* _What is required_
Your task is to repeat the entries exactly. Leave the pictures out.

:::::

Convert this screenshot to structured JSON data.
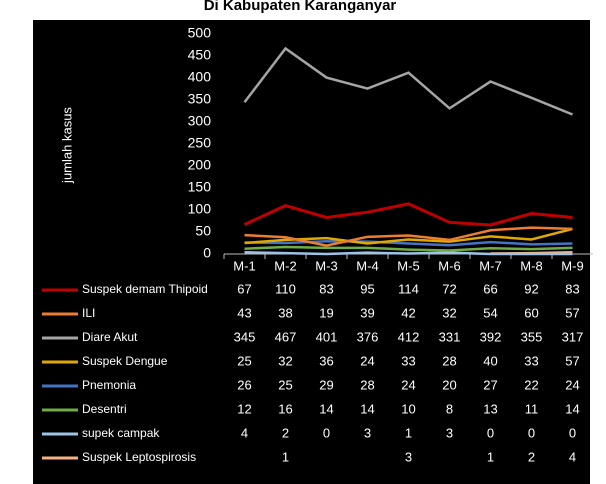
{
  "chart_data": {
    "type": "line",
    "title": "Di Kabupaten Karanganyar",
    "y_label": "jumlah kasus",
    "categories": [
      "M-1",
      "M-2",
      "M-3",
      "M-4",
      "M-5",
      "M-6",
      "M-7",
      "M-8",
      "M-9"
    ],
    "ylim": [
      0,
      500
    ],
    "yticks": [
      0,
      50,
      100,
      150,
      200,
      250,
      300,
      350,
      400,
      450,
      500
    ],
    "series": [
      {
        "name": "Suspek demam Thipoid",
        "color": "#c00000",
        "values": [
          67,
          110,
          83,
          95,
          114,
          72,
          66,
          92,
          83
        ]
      },
      {
        "name": "ILI",
        "color": "#ed7d31",
        "values": [
          43,
          38,
          19,
          39,
          42,
          32,
          54,
          60,
          57
        ]
      },
      {
        "name": "Diare Akut",
        "color": "#a5a5a5",
        "values": [
          345,
          467,
          401,
          376,
          412,
          331,
          392,
          355,
          317
        ]
      },
      {
        "name": "Suspek Dengue",
        "color": "#e0a800",
        "values": [
          25,
          32,
          36,
          24,
          33,
          28,
          40,
          33,
          57
        ]
      },
      {
        "name": "Pnemonia",
        "color": "#4472c4",
        "values": [
          26,
          25,
          29,
          28,
          24,
          20,
          27,
          22,
          24
        ]
      },
      {
        "name": "Desentri",
        "color": "#70ad47",
        "values": [
          12,
          16,
          14,
          14,
          10,
          8,
          13,
          11,
          14
        ]
      },
      {
        "name": "supek campak",
        "color": "#9dc3e6",
        "values": [
          4,
          2,
          0,
          3,
          1,
          3,
          0,
          0,
          0
        ]
      },
      {
        "name": "Suspek Leptospirosis",
        "color": "#f4b183",
        "values": [
          null,
          1,
          null,
          null,
          3,
          null,
          1,
          2,
          4
        ]
      }
    ]
  }
}
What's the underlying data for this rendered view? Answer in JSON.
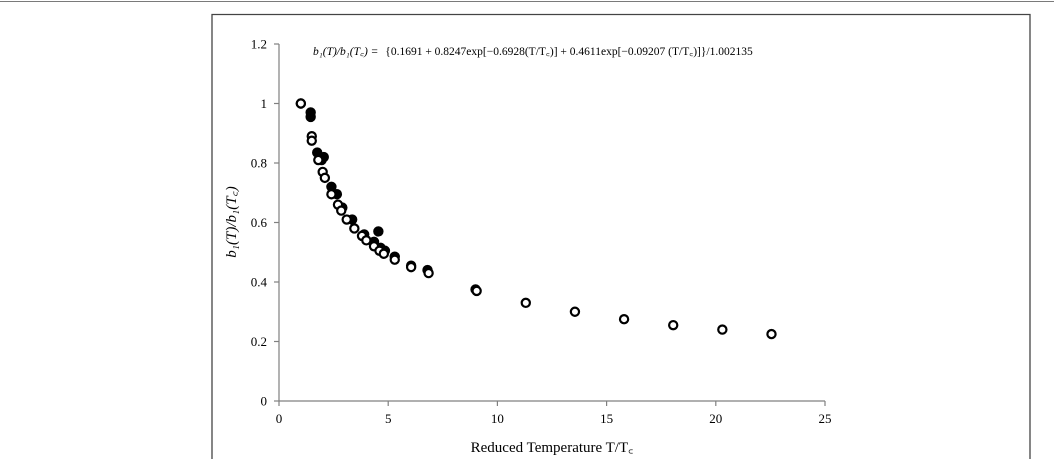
{
  "chart_data": {
    "type": "scatter",
    "title": "",
    "equation_lhs": "b₁(T)/b₁(T꜀) =",
    "equation_rhs": "{0.1691 + 0.8247exp[−0.6928(T/T꜀)] + 0.4611exp[−0.09207 (T/T꜀)]}/1.002135",
    "xlabel": "Reduced Temperature T/T꜀",
    "ylabel": "b₁(T)/b₁(T꜀)",
    "xlim": [
      0,
      25
    ],
    "ylim": [
      0,
      1.2
    ],
    "x_ticks": [
      0,
      5,
      10,
      15,
      20,
      25
    ],
    "x_tick_labels": [
      "0",
      "5",
      "10",
      "15",
      "20",
      "25"
    ],
    "y_ticks": [
      0,
      0.2,
      0.4,
      0.6,
      0.8,
      1.0,
      1.2
    ],
    "y_tick_labels": [
      "0",
      "0.2",
      "0.4",
      "0.6",
      "0.8",
      "1",
      "1.2"
    ],
    "grid": false,
    "series": [
      {
        "marker": "filled-circle",
        "color": "#000000",
        "points": [
          [
            1.0,
            1.0
          ],
          [
            1.45,
            0.97
          ],
          [
            1.45,
            0.955
          ],
          [
            1.75,
            0.835
          ],
          [
            1.95,
            0.81
          ],
          [
            2.05,
            0.82
          ],
          [
            2.4,
            0.72
          ],
          [
            2.65,
            0.695
          ],
          [
            2.9,
            0.65
          ],
          [
            3.35,
            0.61
          ],
          [
            3.9,
            0.56
          ],
          [
            4.35,
            0.535
          ],
          [
            4.55,
            0.57
          ],
          [
            4.65,
            0.515
          ],
          [
            4.85,
            0.505
          ],
          [
            5.3,
            0.485
          ],
          [
            6.05,
            0.455
          ],
          [
            6.8,
            0.44
          ],
          [
            9.0,
            0.375
          ]
        ]
      },
      {
        "marker": "open-circle",
        "color": "#000000",
        "points": [
          [
            1.0,
            1.0
          ],
          [
            1.5,
            0.89
          ],
          [
            1.5,
            0.875
          ],
          [
            1.8,
            0.81
          ],
          [
            2.0,
            0.77
          ],
          [
            2.1,
            0.75
          ],
          [
            2.4,
            0.695
          ],
          [
            2.7,
            0.66
          ],
          [
            2.85,
            0.64
          ],
          [
            3.1,
            0.61
          ],
          [
            3.45,
            0.58
          ],
          [
            3.8,
            0.555
          ],
          [
            4.0,
            0.54
          ],
          [
            4.35,
            0.52
          ],
          [
            4.6,
            0.505
          ],
          [
            4.8,
            0.495
          ],
          [
            5.3,
            0.475
          ],
          [
            6.05,
            0.45
          ],
          [
            6.85,
            0.43
          ],
          [
            9.05,
            0.37
          ],
          [
            11.3,
            0.33
          ],
          [
            13.55,
            0.3
          ],
          [
            15.8,
            0.275
          ],
          [
            18.05,
            0.255
          ],
          [
            20.3,
            0.24
          ],
          [
            22.55,
            0.225
          ]
        ]
      }
    ]
  }
}
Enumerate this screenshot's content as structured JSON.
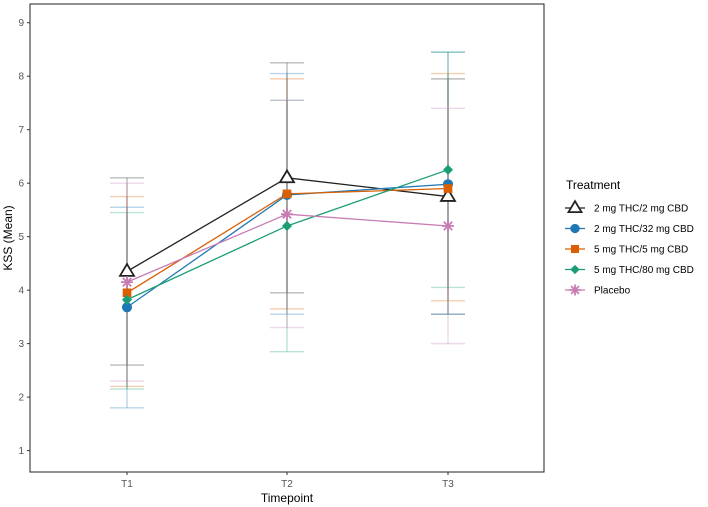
{
  "chart_data": {
    "type": "line",
    "title": "",
    "xlabel": "Timepoint",
    "ylabel": "KSS (Mean)",
    "categories": [
      "T1",
      "T2",
      "T3"
    ],
    "ylim": [
      0.6,
      9.35
    ],
    "yticks": [
      1,
      2,
      3,
      4,
      5,
      6,
      7,
      8,
      9
    ],
    "grid": false,
    "legend_title": "Treatment",
    "legend_position": "right",
    "series": [
      {
        "name": "2 mg THC/2 mg CBD",
        "color": "#222222",
        "marker": "triangle-open",
        "values": [
          4.35,
          6.1,
          5.75
        ],
        "lower": [
          2.6,
          3.95,
          3.55
        ],
        "upper": [
          6.1,
          8.25,
          7.95
        ]
      },
      {
        "name": "2 mg THC/32 mg CBD",
        "color": "#1f78b4",
        "marker": "circle",
        "values": [
          3.68,
          5.78,
          5.98
        ],
        "lower": [
          1.8,
          3.55,
          3.55
        ],
        "upper": [
          5.55,
          8.05,
          8.45
        ]
      },
      {
        "name": "5 mg THC/5 mg CBD",
        "color": "#d95f02",
        "marker": "square",
        "values": [
          3.95,
          5.8,
          5.9
        ],
        "lower": [
          2.2,
          3.65,
          3.8
        ],
        "upper": [
          5.75,
          7.95,
          8.05
        ]
      },
      {
        "name": "5 mg THC/80 mg CBD",
        "color": "#1b9e77",
        "marker": "diamond",
        "values": [
          3.82,
          5.2,
          6.25
        ],
        "lower": [
          2.15,
          2.85,
          4.05
        ],
        "upper": [
          5.45,
          7.55,
          8.45
        ]
      },
      {
        "name": "Placebo",
        "color": "#c77cb3",
        "marker": "asterisk",
        "values": [
          4.15,
          5.42,
          5.2
        ],
        "lower": [
          2.3,
          3.3,
          3.0
        ],
        "upper": [
          6.0,
          7.55,
          7.4
        ]
      }
    ]
  }
}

:::::

* _Task answer_
Convert this screenshot to structured JSON data.
{
  "chart_data": {
    "type": "line",
    "title": "Di Kabupaten Karanganyar",
    "y_label": "jumlah kasus",
    "categories": [
      "M-1",
      "M-2",
      "M-3",
      "M-4",
      "M-5",
      "M-6",
      "M-7",
      "M-8",
      "M-9"
    ],
    "ylim": [
      0,
      500
    ],
    "yticks": [
      0,
      50,
      100,
      150,
      200,
      250,
      300,
      350,
      400,
      450,
      500
    ],
    "series": [
      {
        "name": "Suspek demam Thipoid",
        "color": "#c00000",
        "values": [
          67,
          110,
          83,
          95,
          114,
          72,
          66,
          92,
          83
        ]
      },
      {
        "name": "ILI",
        "color": "#ed7d31",
        "values": [
          43,
          38,
          19,
          39,
          42,
          32,
          54,
          60,
          57
        ]
      },
      {
        "name": "Diare Akut",
        "color": "#a5a5a5",
        "values": [
          345,
          467,
          401,
          376,
          412,
          331,
          392,
          355,
          317
        ]
      },
      {
        "name": "Suspek Dengue",
        "color": "#e0a800",
        "values": [
          25,
          32,
          36,
          24,
          33,
          28,
          40,
          33,
          57
        ]
      },
      {
        "name": "Pnemonia",
        "color": "#4472c4",
        "values": [
          26,
          25,
          29,
          28,
          24,
          20,
          27,
          22,
          24
        ]
      },
      {
        "name": "Desentri",
        "color": "#70ad47",
        "values": [
          12,
          16,
          14,
          14,
          10,
          8,
          13,
          11,
          14
        ]
      },
      {
        "name": "supek campak",
        "color": "#9dc3e6",
        "values": [
          4,
          2,
          0,
          3,
          1,
          3,
          0,
          0,
          0
        ]
      },
      {
        "name": "Suspek Leptospirosis",
        "color": "#f4b183",
        "values": [
          null,
          1,
          null,
          null,
          3,
          null,
          1,
          2,
          4
        ]
      }
    ]
  }
}
What's the underlying data for this rendered view? Answer in JSON.
{
  "chart_data": {
    "type": "scatter",
    "title": "",
    "equation_lhs": "b₁(T)/b₁(T꜀) =",
    "equation_rhs": "{0.1691 + 0.8247exp[−0.6928(T/T꜀)] + 0.4611exp[−0.09207 (T/T꜀)]}/1.002135",
    "xlabel": "Reduced Temperature T/T꜀",
    "ylabel": "b₁(T)/b₁(T꜀)",
    "xlim": [
      0,
      25
    ],
    "ylim": [
      0,
      1.2
    ],
    "x_ticks": [
      0,
      5,
      10,
      15,
      20,
      25
    ],
    "x_tick_labels": [
      "0",
      "5",
      "10",
      "15",
      "20",
      "25"
    ],
    "y_ticks": [
      0,
      0.2,
      0.4,
      0.6,
      0.8,
      1.0,
      1.2
    ],
    "y_tick_labels": [
      "0",
      "0.2",
      "0.4",
      "0.6",
      "0.8",
      "1",
      "1.2"
    ],
    "grid": false,
    "series": [
      {
        "marker": "filled-circle",
        "color": "#000000",
        "points": [
          [
            1.0,
            1.0
          ],
          [
            1.45,
            0.97
          ],
          [
            1.45,
            0.955
          ],
          [
            1.75,
            0.835
          ],
          [
            1.95,
            0.81
          ],
          [
            2.05,
            0.82
          ],
          [
            2.4,
            0.72
          ],
          [
            2.65,
            0.695
          ],
          [
            2.9,
            0.65
          ],
          [
            3.35,
            0.61
          ],
          [
            3.9,
            0.56
          ],
          [
            4.35,
            0.535
          ],
          [
            4.55,
            0.57
          ],
          [
            4.65,
            0.515
          ],
          [
            4.85,
            0.505
          ],
          [
            5.3,
            0.485
          ],
          [
            6.05,
            0.455
          ],
          [
            6.8,
            0.44
          ],
          [
            9.0,
            0.375
          ]
        ]
      },
      {
        "marker": "open-circle",
        "color": "#000000",
        "points": [
          [
            1.0,
            1.0
          ],
          [
            1.5,
            0.89
          ],
          [
            1.5,
            0.875
          ],
          [
            1.8,
            0.81
          ],
          [
            2.0,
            0.77
          ],
          [
            2.1,
            0.75
          ],
          [
            2.4,
            0.695
          ],
          [
            2.7,
            0.66
          ],
          [
            2.85,
            0.64
          ],
          [
            3.1,
            0.61
          ],
          [
            3.45,
            0.58
          ],
          [
            3.8,
            0.555
          ],
          [
            4.0,
            0.54
          ],
          [
            4.35,
            0.52
          ],
          [
            4.6,
            0.505
          ],
          [
            4.8,
            0.495
          ],
          [
            5.3,
            0.475
          ],
          [
            6.05,
            0.45
          ],
          [
            6.85,
            0.43
          ],
          [
            9.05,
            0.37
          ],
          [
            11.3,
            0.33
          ],
          [
            13.55,
            0.3
          ],
          [
            15.8,
            0.275
          ],
          [
            18.05,
            0.255
          ],
          [
            20.3,
            0.24
          ],
          [
            22.55,
            0.225
          ]
        ]
      }
    ]
  }
}
Enumerate this screenshot's content as structured JSON.
{
  "chart_data": {
    "type": "line",
    "title": "",
    "xlabel": "Timepoint",
    "ylabel": "KSS (Mean)",
    "categories": [
      "T1",
      "T2",
      "T3"
    ],
    "ylim": [
      0.6,
      9.35
    ],
    "yticks": [
      1,
      2,
      3,
      4,
      5,
      6,
      7,
      8,
      9
    ],
    "grid": false,
    "legend_title": "Treatment",
    "legend_position": "right",
    "series": [
      {
        "name": "2 mg THC/2 mg CBD",
        "color": "#222222",
        "marker": "triangle-open",
        "values": [
          4.35,
          6.1,
          5.75
        ],
        "lower": [
          2.6,
          3.95,
          3.55
        ],
        "upper": [
          6.1,
          8.25,
          7.95
        ]
      },
      {
        "name": "2 mg THC/32 mg CBD",
        "color": "#1f78b4",
        "marker": "circle",
        "values": [
          3.68,
          5.78,
          5.98
        ],
        "lower": [
          1.8,
          3.55,
          3.55
        ],
        "upper": [
          5.55,
          8.05,
          8.45
        ]
      },
      {
        "name": "5 mg THC/5 mg CBD",
        "color": "#d95f02",
        "marker": "square",
        "values": [
          3.95,
          5.8,
          5.9
        ],
        "lower": [
          2.2,
          3.65,
          3.8
        ],
        "upper": [
          5.75,
          7.95,
          8.05
        ]
      },
      {
        "name": "5 mg THC/80 mg CBD",
        "color": "#1b9e77",
        "marker": "diamond",
        "values": [
          3.82,
          5.2,
          6.25
        ],
        "lower": [
          2.15,
          2.85,
          4.05
        ],
        "upper": [
          5.45,
          7.55,
          8.45
        ]
      },
      {
        "name": "Placebo",
        "color": "#c77cb3",
        "marker": "asterisk",
        "values": [
          4.15,
          5.42,
          5.2
        ],
        "lower": [
          2.3,
          3.3,
          3.0
        ],
        "upper": [
          6.0,
          7.55,
          7.4
        ]
      }
    ]
  }
}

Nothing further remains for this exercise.